● What is expected: Show every line containing "Temperature" by copying it.

● Information supplied:
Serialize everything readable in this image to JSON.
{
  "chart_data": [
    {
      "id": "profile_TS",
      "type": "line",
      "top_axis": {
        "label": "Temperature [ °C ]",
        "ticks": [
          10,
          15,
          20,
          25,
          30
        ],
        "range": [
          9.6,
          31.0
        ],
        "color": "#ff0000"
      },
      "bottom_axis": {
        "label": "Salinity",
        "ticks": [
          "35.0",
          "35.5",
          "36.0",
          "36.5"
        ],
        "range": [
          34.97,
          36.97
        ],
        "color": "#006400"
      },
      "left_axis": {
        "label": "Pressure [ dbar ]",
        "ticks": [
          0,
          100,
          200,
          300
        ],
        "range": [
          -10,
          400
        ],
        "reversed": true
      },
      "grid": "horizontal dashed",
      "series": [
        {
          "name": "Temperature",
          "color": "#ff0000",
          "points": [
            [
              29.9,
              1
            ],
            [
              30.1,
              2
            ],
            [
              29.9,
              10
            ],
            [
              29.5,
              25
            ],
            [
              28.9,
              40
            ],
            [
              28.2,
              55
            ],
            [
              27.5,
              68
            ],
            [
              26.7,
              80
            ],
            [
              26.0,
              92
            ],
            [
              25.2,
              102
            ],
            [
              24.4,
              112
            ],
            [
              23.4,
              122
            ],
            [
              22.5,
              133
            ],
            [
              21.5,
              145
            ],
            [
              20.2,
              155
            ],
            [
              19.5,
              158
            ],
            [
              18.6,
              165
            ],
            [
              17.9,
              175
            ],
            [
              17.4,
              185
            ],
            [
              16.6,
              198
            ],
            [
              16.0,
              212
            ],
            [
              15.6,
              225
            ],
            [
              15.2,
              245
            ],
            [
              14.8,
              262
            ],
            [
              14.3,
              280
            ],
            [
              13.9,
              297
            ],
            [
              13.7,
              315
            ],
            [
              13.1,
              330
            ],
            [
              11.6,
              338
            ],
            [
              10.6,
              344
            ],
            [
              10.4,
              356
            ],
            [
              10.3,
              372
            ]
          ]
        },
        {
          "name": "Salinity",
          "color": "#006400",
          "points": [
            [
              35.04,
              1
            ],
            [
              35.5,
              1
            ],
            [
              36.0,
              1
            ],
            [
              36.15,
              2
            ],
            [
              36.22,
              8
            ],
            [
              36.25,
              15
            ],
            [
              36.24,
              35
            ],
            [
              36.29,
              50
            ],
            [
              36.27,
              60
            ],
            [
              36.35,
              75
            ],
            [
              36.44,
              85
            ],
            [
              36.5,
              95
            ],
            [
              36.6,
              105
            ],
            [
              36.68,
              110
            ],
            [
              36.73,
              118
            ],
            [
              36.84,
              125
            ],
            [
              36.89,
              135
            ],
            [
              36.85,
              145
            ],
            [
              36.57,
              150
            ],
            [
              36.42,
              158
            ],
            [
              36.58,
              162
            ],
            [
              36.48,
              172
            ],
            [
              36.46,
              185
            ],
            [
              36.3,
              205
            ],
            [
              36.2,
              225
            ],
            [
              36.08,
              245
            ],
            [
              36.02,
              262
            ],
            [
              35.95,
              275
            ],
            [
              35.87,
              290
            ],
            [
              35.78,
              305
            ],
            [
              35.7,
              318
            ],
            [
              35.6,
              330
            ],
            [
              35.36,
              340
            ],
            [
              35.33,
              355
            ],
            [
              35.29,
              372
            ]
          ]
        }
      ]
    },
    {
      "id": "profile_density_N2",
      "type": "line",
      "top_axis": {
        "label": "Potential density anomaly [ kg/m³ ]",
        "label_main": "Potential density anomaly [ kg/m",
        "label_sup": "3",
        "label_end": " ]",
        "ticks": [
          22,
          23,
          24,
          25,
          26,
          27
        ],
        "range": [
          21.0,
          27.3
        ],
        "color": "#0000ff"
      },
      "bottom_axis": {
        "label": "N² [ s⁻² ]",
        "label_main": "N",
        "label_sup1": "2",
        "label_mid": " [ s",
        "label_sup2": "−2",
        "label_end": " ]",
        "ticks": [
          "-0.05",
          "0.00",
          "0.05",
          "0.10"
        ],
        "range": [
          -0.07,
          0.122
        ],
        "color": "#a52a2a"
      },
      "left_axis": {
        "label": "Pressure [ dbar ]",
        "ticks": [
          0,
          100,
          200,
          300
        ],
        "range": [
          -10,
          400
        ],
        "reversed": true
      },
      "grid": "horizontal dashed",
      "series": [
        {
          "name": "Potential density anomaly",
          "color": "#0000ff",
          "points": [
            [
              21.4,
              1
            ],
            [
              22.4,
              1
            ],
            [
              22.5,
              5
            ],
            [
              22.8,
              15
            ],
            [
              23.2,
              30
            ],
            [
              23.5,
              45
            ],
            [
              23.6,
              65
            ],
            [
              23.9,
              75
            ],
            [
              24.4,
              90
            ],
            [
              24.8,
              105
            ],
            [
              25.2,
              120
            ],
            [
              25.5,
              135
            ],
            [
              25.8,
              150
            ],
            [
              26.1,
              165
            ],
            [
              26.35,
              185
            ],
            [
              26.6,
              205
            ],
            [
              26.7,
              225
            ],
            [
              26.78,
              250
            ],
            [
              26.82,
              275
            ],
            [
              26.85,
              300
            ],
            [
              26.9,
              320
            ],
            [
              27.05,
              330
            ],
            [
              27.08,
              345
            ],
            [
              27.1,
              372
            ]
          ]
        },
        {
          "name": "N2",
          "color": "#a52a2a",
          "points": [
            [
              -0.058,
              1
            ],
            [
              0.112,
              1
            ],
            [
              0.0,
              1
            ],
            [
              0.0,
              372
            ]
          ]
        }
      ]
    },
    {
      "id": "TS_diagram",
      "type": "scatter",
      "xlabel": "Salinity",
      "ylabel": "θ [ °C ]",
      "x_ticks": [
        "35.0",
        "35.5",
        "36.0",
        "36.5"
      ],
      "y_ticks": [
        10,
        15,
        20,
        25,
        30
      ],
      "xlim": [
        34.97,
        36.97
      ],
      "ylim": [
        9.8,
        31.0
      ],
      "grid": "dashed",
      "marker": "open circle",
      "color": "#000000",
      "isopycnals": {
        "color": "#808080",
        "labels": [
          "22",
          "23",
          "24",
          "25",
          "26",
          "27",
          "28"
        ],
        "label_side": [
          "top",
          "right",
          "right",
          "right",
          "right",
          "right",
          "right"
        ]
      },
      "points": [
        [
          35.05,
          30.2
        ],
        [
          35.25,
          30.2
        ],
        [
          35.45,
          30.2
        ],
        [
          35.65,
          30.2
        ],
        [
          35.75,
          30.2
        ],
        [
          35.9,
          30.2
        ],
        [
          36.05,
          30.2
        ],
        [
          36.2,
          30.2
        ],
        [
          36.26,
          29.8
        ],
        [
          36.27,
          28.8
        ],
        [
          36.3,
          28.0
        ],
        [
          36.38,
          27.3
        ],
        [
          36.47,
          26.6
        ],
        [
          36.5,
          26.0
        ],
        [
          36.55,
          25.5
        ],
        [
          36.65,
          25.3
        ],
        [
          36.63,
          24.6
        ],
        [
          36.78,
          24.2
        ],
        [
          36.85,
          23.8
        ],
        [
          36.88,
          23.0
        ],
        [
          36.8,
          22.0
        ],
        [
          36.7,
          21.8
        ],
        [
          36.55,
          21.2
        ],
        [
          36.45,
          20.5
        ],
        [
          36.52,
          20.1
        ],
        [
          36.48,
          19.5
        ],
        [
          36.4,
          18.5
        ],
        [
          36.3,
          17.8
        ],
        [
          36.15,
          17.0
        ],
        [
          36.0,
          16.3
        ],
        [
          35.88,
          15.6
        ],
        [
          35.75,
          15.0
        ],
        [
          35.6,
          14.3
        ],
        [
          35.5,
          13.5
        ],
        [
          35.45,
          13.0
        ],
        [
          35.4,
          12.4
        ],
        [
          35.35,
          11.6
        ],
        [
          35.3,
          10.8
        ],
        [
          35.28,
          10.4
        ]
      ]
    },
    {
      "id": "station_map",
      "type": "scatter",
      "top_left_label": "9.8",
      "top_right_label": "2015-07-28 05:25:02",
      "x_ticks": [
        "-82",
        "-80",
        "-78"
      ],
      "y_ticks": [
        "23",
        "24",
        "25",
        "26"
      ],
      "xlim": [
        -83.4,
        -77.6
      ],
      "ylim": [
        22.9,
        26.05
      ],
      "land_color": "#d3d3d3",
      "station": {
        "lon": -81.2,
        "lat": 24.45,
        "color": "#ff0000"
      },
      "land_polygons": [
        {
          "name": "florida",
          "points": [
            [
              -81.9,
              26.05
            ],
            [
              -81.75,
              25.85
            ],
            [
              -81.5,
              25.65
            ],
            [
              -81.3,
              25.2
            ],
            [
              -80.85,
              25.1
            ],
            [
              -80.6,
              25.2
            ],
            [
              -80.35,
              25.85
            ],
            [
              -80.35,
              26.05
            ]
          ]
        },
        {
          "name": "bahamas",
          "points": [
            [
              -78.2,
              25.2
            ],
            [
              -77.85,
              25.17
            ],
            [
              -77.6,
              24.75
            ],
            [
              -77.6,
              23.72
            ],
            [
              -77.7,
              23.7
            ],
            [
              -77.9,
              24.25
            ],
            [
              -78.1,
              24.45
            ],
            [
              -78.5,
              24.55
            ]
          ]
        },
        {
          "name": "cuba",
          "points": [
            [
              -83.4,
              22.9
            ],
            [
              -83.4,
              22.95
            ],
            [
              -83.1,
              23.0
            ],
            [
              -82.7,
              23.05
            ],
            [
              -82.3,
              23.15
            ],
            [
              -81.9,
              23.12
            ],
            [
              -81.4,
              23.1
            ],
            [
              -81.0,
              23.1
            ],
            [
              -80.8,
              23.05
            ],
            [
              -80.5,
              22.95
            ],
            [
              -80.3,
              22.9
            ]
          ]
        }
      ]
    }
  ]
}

● Task response:
        "label": "Temperature [ °C ]",
          "name": "Temperature",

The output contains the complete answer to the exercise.